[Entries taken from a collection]
****

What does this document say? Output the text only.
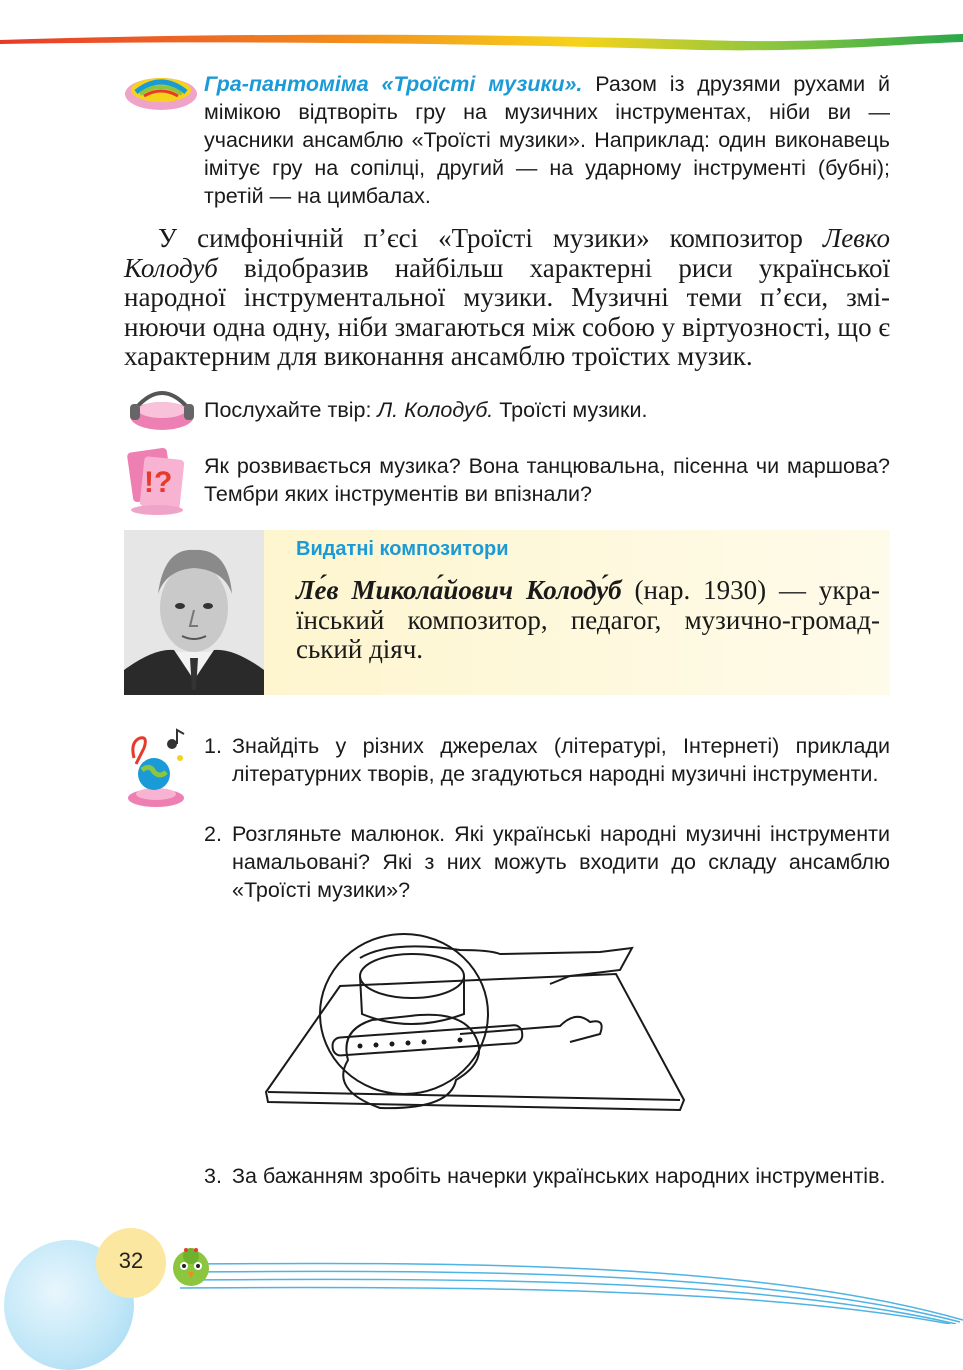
Гра-пантоміма «Троїсті музики». Разом із друзями рухами й мімікою відтворіть гру на музичних інструментах, ніби ви — учасники ансамблю «Троїсті музики». Наприклад: один виконавець імітує гру на сопілці, другий — на ударному інструменті (бубні); третій — на цимбалах.
У симфонічній п’єсі «Троїсті музики» композитор Левко Колодуб відобразив найбільш характерні риси української народної інструментальної музики. Музичні теми п’єси, змінюючи одна одну, ніби змагаються між собою у віртуозності, що є характерним для виконання ансамблю троїстих музик.
Послухайте твір: Л. Колодуб. Троїсті музики.
!? Як розвивається музика? Вона танцювальна, пісенна чи маршова? Тембри яких інструментів ви впізнали?
Видатні композитори
Ле́в Микола́йович Колоду́б (нар. 1930) — український композитор, педагог, музично-громадський діяч.
1. Знайдіть у різних джерелах (літературі, Інтернеті) приклади літературних творів, де згадуються народні музичні інструменти.
2. Розгляньте малюнок. Які українські народні музичні інструменти намальовані? Які з них можуть входити до складу ансамблю «Троїсті музики»?
3. За бажанням зробіть начерки українських народних інструментів.
32
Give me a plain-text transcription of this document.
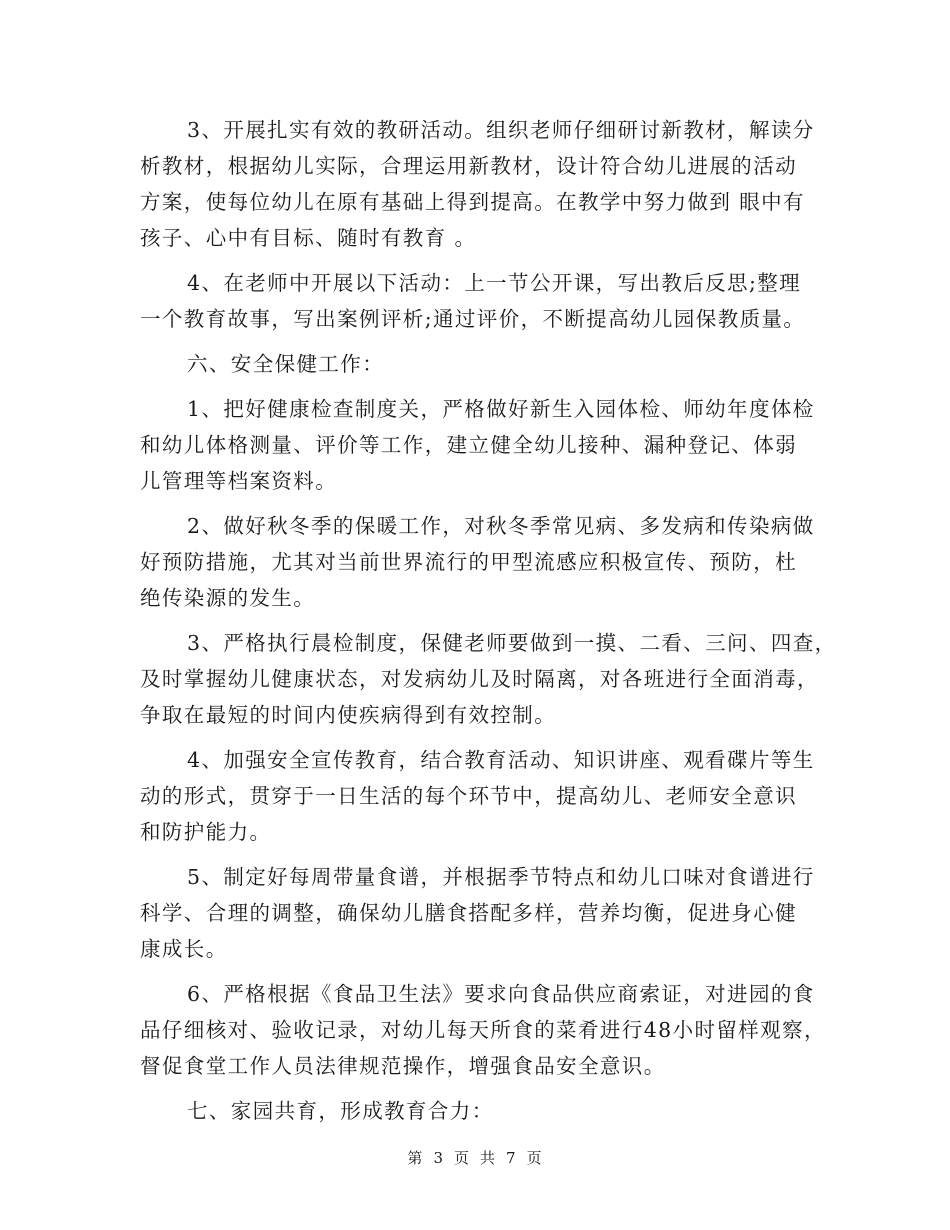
3、开展扎实有效的教研活动。组织老师仔细研讨新教材，解读分
析教材，根据幼儿实际，合理运用新教材，设计符合幼儿进展的活动
方案，使每位幼儿在原有基础上得到提高。在教学中努力做到 眼中有
孩子、心中有目标、随时有教育 。
4、在老师中开展以下活动：上一节公开课，写出教后反思;整理
一个教育故事，写出案例评析;通过评价，不断提高幼儿园保教质量。
六、安全保健工作：
1、把好健康检查制度关，严格做好新生入园体检、师幼年度体检
和幼儿体格测量、评价等工作，建立健全幼儿接种、漏种登记、体弱
儿管理等档案资料。
2、做好秋冬季的保暖工作，对秋冬季常见病、多发病和传染病做
好预防措施，尤其对当前世界流行的甲型流感应积极宣传、预防，杜
绝传染源的发生。
3、严格执行晨检制度，保健老师要做到一摸、二看、三问、四查，
及时掌握幼儿健康状态，对发病幼儿及时隔离，对各班进行全面消毒，
争取在最短的时间内使疾病得到有效控制。
4、加强安全宣传教育，结合教育活动、知识讲座、观看碟片等生
动的形式，贯穿于一日生活的每个环节中，提高幼儿、老师安全意识
和防护能力。
5、制定好每周带量食谱，并根据季节特点和幼儿口味对食谱进行
科学、合理的调整，确保幼儿膳食搭配多样，营养均衡，促进身心健
康成长。
6、严格根据《食品卫生法》要求向食品供应商索证，对进园的食
品仔细核对、验收记录，对幼儿每天所食的菜肴进行48小时留样观察，
督促食堂工作人员法律规范操作，增强食品安全意识。
七、家园共育，形成教育合力：
第 3 页 共 7 页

****

Which lines contain "інструментів"? Show each of them.

!? Як розвивається музика? Вона танцювальна, пісенна чи маршова? Тембри яких інструментів ви впізнали?
3. За бажанням зробіть начерки українських народних інструментів.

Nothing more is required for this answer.